Even Dickey regrets the amendment, saying that science does not endanger the 2nd Amendment, wishing the amendment would be repealed:

“Research could have been continued on gun violence without infringing on the rights of gun owners, in the same fashion that the highway industry continued its research without eliminating the automobile.”

The NRA lobbied for the renewed ban on research after the mass shooting in South Carolina by Dylann Roof, who killed nine people attending a Bible study. Doctors in white coats stormed Capitol Hill urging Congress to reconsider the ban, providing 2,000 signatures from physicians just hours before the mass shooting in San Bernardino, which killed 14 people in December 2015.

This signals that House Republicans won’t be willing to budge even an inch on sensible gun legislation. But that could also signal good news for Democrats in the coming election because the majority of people in America support common-sense gun laws that protect the rights of responsible gun owners. In four studies on guns, Pew Research found that 85 percent of Americans support background checks on private sales and gun shows, 79 percent support laws to prevent the mentally ill from buying guns, 70 percent support a federal database to track gun sales, and 57 percent support a ban on assault-style guns.

Researching gun violence is important. It’s hard to write a prescription for an epidemic when we only have a vague understanding of what the causes, patterns, and intricacies of the epidemic are. Throwing anything we have at an epidemic may be ineffective. But research will help get straight to the root causes of gun violence while preserving rights for people who aren’t part of the problem.
____
■ **REQUEST 1**:
In the passage on gun violence research, what percentage of Americans did Pew Research find support background checks on private sales and gun shows?
■ **REQUEST 2**:
Translate this sentence from the passage on gun violence research into Spanish: "Throwing anything we have at an epidemic may be ineffective."
■ **REQUEST 3**:
Please reproduce word for word the section of the passage on gun violence research between "The NRA lobbied for" and "in December 2015.", inclusive.

■ **DATA RECORDS**:
____
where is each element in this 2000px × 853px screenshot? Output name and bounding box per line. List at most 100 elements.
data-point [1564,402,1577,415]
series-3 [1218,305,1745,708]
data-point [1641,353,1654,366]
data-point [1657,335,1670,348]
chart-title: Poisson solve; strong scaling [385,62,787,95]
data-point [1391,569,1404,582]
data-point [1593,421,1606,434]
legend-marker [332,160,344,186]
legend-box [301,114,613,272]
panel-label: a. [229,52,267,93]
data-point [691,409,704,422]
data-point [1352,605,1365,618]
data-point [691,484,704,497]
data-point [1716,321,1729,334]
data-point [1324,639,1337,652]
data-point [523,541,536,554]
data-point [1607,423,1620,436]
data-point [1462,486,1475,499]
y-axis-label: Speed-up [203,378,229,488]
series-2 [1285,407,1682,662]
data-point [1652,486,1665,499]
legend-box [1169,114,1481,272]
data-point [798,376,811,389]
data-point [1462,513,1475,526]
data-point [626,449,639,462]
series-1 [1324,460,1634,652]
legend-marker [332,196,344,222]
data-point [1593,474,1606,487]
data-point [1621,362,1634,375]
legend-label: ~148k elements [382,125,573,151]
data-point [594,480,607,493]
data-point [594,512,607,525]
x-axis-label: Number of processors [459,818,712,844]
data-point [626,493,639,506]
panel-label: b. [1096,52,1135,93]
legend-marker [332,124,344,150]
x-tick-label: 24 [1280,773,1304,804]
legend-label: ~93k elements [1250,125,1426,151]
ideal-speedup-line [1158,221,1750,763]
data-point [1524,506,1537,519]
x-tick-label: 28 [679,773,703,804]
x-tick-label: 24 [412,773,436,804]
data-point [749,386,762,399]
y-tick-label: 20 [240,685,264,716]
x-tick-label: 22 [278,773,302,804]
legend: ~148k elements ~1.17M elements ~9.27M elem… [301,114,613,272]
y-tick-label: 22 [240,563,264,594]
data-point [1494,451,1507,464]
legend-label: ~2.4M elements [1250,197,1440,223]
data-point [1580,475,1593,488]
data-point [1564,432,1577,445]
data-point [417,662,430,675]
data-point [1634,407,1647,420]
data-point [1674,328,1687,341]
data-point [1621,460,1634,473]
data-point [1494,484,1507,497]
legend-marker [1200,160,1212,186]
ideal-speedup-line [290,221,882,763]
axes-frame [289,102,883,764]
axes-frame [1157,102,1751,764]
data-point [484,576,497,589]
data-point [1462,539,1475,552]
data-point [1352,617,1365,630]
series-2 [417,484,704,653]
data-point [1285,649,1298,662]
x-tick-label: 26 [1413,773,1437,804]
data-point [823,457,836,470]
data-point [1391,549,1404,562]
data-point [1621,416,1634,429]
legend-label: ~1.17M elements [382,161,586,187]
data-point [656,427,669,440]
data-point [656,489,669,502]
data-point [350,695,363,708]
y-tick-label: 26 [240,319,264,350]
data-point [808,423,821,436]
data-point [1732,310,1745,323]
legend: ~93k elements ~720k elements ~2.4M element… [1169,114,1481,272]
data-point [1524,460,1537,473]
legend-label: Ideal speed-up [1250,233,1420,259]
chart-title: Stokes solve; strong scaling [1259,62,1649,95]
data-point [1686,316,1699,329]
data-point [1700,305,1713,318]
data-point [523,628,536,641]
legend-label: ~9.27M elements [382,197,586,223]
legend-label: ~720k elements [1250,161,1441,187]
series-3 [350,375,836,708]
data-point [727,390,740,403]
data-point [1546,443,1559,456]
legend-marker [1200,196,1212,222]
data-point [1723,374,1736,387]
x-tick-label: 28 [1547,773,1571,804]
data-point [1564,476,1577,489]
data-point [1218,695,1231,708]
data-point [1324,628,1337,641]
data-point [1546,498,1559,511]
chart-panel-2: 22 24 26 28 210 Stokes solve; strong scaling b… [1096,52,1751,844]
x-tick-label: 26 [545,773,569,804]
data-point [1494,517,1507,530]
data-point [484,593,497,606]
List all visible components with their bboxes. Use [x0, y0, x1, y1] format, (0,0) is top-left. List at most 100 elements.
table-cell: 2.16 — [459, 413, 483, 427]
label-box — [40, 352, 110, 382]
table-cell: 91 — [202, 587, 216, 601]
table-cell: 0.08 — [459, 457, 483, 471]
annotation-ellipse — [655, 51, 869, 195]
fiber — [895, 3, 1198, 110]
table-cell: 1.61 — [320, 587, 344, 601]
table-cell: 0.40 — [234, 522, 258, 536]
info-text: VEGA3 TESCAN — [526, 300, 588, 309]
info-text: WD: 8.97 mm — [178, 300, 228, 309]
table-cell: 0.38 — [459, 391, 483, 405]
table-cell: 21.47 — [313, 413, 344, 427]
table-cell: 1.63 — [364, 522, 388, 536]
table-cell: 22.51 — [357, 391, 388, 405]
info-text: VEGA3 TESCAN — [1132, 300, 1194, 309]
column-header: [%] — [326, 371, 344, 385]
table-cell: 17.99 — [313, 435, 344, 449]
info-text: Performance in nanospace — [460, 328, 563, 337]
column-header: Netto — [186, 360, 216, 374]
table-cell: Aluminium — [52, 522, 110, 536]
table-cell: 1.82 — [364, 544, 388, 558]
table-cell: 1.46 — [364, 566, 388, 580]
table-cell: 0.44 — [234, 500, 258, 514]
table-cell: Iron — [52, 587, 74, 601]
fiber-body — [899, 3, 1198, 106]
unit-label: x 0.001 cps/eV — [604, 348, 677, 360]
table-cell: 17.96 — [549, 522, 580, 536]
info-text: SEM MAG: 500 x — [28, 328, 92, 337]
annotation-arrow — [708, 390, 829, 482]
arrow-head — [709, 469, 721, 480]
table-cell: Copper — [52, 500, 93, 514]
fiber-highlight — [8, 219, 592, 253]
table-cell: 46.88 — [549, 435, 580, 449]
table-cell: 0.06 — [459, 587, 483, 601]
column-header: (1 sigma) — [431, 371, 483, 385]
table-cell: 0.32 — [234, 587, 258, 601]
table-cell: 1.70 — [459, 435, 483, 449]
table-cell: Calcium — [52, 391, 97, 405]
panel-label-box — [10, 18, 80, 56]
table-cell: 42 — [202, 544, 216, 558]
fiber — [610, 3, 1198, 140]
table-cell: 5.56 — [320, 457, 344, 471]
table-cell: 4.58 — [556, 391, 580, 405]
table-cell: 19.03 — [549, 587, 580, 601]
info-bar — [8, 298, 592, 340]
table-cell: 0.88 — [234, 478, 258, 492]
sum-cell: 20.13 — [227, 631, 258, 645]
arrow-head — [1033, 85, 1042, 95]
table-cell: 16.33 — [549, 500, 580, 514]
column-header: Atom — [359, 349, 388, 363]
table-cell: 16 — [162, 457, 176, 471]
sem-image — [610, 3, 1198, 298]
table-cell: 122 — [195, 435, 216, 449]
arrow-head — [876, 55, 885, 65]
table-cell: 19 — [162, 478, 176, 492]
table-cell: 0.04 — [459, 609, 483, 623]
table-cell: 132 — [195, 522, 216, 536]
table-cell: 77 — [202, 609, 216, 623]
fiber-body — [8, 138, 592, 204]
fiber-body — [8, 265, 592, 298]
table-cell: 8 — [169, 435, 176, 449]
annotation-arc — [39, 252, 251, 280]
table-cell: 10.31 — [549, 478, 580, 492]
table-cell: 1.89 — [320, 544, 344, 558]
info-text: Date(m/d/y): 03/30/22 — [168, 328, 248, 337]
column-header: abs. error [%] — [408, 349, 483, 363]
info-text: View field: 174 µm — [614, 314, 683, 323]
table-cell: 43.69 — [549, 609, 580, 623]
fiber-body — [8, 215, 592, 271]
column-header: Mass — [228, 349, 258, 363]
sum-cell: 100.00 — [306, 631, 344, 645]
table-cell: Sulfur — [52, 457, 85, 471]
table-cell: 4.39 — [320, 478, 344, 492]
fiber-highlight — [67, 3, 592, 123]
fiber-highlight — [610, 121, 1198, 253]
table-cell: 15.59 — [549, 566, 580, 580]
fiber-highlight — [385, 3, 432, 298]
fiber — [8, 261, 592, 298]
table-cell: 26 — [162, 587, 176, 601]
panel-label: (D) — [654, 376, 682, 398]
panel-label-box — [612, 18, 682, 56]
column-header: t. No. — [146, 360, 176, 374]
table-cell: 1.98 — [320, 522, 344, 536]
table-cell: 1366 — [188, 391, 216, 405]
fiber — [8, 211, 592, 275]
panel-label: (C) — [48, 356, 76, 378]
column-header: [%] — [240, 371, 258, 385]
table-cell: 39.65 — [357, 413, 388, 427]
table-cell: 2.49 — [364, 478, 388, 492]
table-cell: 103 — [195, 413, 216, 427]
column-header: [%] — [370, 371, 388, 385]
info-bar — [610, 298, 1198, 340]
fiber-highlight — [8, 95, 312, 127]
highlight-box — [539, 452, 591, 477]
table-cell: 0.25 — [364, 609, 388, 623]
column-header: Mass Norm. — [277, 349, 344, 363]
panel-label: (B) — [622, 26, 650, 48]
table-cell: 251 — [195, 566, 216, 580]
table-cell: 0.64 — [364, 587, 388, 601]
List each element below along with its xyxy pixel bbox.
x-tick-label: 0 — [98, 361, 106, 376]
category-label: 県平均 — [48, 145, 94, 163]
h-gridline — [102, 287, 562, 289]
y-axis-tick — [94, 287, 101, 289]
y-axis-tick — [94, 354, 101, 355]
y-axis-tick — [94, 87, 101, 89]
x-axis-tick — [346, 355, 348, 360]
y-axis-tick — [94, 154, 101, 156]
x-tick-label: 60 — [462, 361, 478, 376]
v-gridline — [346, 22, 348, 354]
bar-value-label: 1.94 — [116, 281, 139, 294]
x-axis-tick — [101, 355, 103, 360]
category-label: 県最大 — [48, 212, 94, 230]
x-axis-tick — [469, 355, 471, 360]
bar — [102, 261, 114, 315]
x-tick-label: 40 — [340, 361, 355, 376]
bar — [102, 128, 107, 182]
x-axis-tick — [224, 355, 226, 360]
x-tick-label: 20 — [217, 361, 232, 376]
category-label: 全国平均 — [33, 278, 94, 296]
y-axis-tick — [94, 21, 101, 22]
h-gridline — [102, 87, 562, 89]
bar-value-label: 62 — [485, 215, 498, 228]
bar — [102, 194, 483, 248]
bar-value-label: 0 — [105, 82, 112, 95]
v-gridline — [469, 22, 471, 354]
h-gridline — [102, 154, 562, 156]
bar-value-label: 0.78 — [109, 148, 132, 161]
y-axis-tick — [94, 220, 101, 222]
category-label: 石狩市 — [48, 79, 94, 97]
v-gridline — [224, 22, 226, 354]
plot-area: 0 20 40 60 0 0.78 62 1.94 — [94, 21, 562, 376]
____
■ **FINAL RESULT 1**:
85 percent

■ **FINAL RESULT 2**:
Lanzar todo lo que tenemos contra una epidemia puede ser ineficaz.

■ **FINAL RESULT 3**:
The NRA lobbied for the renewed ban on research after the mass shooting in South Carolina by Dylann Roof, who killed nine people attending a Bible study. Doctors in white coats stormed Capitol Hill urging Congress to reconsider the ban, providing 2,000 signatures from physicians just hours before the mass shooting in San Bernardino, which killed 14 people in December 2015.